▸ EXERCISE: Copy all lines below containing "BANK".

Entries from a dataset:

____

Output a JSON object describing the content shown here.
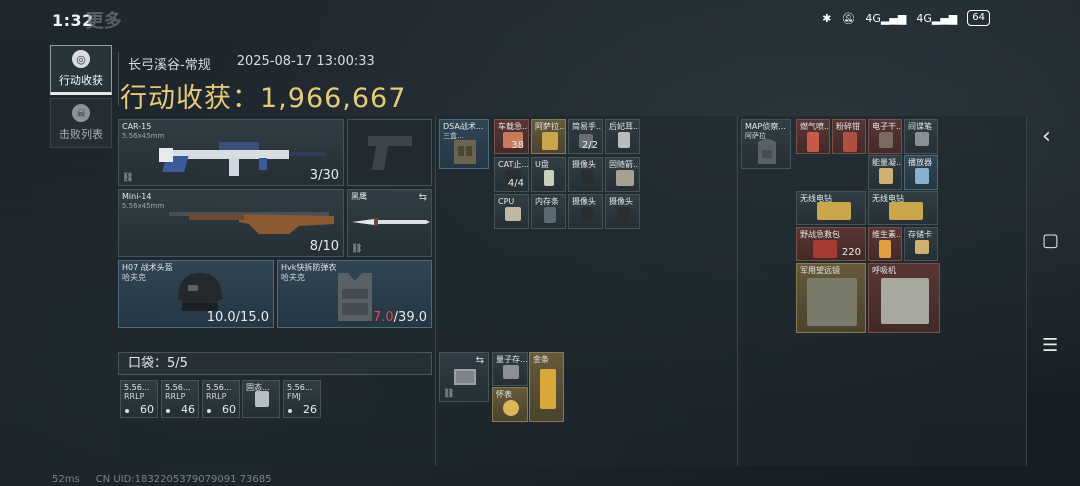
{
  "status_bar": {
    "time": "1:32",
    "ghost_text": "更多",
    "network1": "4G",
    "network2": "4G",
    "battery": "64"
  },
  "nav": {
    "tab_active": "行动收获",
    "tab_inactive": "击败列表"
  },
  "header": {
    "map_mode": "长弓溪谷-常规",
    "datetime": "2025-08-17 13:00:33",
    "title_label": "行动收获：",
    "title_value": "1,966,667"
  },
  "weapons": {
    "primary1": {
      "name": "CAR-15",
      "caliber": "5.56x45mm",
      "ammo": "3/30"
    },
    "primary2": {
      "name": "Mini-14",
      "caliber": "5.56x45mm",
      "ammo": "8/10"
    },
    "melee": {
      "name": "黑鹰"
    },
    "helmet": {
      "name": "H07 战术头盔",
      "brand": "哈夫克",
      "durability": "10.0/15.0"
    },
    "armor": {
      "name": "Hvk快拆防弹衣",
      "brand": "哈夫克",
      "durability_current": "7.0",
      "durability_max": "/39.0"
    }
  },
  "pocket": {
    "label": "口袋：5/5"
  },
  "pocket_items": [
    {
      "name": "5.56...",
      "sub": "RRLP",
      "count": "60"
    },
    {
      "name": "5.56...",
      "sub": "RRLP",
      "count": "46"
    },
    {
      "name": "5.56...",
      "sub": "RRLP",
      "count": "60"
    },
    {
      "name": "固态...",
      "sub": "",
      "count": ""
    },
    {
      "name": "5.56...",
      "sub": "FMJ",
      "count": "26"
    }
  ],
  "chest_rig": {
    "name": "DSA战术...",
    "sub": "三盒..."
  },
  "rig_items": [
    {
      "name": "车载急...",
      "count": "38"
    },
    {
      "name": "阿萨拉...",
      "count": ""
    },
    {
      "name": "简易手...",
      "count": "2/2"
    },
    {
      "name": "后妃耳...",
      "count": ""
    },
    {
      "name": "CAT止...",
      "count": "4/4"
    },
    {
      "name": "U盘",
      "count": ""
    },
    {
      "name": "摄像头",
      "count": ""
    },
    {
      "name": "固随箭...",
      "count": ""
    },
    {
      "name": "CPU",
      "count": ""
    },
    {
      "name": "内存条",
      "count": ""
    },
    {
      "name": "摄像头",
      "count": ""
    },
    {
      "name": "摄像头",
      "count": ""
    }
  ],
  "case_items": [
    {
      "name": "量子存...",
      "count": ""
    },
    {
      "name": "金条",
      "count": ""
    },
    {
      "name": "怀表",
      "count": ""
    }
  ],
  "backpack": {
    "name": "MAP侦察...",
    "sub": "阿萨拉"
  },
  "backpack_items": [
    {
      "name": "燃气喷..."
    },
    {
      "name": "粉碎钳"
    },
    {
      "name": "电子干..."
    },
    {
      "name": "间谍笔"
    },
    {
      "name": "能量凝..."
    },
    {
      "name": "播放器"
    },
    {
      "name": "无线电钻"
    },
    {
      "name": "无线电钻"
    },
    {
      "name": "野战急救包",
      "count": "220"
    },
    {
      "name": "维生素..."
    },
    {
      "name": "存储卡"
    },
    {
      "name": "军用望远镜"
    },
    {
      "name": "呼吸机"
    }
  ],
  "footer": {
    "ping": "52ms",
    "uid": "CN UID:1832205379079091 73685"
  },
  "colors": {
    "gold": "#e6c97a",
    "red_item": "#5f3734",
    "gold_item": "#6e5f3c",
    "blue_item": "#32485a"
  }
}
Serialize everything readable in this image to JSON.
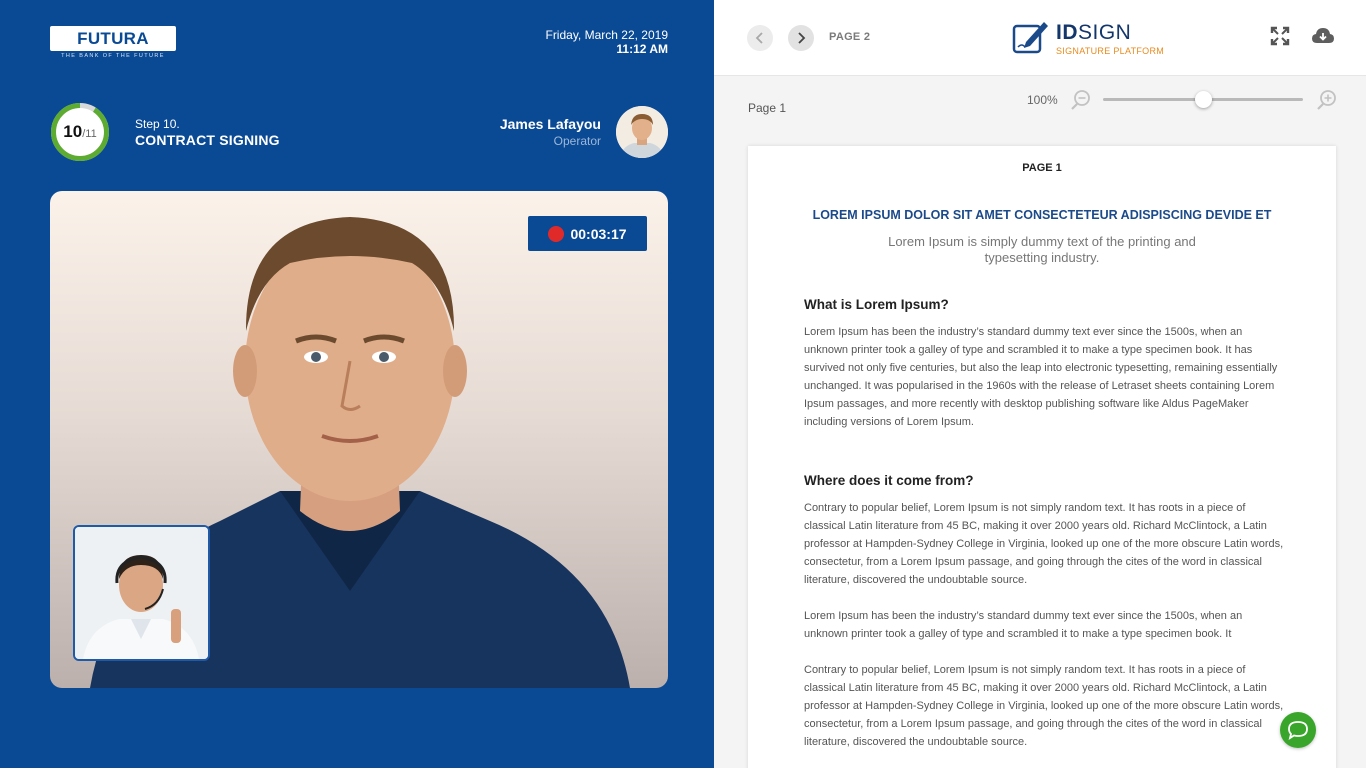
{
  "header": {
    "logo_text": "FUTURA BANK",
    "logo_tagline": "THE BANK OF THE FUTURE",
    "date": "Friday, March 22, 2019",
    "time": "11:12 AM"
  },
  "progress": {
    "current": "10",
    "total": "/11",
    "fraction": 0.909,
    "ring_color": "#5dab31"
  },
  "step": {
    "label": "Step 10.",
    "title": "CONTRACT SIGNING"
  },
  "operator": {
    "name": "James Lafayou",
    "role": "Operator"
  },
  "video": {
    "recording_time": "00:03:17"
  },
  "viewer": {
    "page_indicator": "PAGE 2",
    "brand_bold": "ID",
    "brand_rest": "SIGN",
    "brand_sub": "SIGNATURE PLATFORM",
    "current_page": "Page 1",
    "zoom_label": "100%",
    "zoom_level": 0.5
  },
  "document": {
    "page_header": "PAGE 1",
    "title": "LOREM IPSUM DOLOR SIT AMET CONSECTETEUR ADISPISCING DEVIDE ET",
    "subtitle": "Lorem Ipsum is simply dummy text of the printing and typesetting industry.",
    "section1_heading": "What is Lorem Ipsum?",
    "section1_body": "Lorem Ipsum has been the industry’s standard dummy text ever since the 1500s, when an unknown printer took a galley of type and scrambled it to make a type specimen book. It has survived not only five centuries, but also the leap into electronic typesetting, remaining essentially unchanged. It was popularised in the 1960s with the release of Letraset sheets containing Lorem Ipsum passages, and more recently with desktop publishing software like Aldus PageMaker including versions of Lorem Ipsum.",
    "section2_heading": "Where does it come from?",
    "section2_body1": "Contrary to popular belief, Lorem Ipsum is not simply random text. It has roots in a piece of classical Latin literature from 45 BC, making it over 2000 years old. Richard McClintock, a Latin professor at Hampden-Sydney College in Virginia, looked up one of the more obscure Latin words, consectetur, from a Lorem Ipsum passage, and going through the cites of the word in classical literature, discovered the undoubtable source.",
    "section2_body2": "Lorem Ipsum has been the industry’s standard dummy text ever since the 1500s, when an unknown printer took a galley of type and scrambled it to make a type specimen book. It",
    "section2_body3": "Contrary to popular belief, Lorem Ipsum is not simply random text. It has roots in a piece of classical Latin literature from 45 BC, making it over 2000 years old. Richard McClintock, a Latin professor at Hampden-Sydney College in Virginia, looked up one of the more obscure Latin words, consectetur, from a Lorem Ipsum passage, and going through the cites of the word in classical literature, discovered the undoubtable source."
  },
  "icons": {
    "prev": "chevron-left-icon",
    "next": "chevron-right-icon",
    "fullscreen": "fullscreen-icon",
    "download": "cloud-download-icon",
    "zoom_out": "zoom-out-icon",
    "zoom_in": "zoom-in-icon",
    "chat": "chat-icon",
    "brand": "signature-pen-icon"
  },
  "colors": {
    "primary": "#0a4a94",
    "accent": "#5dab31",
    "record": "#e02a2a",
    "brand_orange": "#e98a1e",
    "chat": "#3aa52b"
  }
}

____

▸ WRITTEN ANSWER:
    "logo_text": "FUTURA BANK",
    "logo_tagline": "THE BANK OF THE FUTURE",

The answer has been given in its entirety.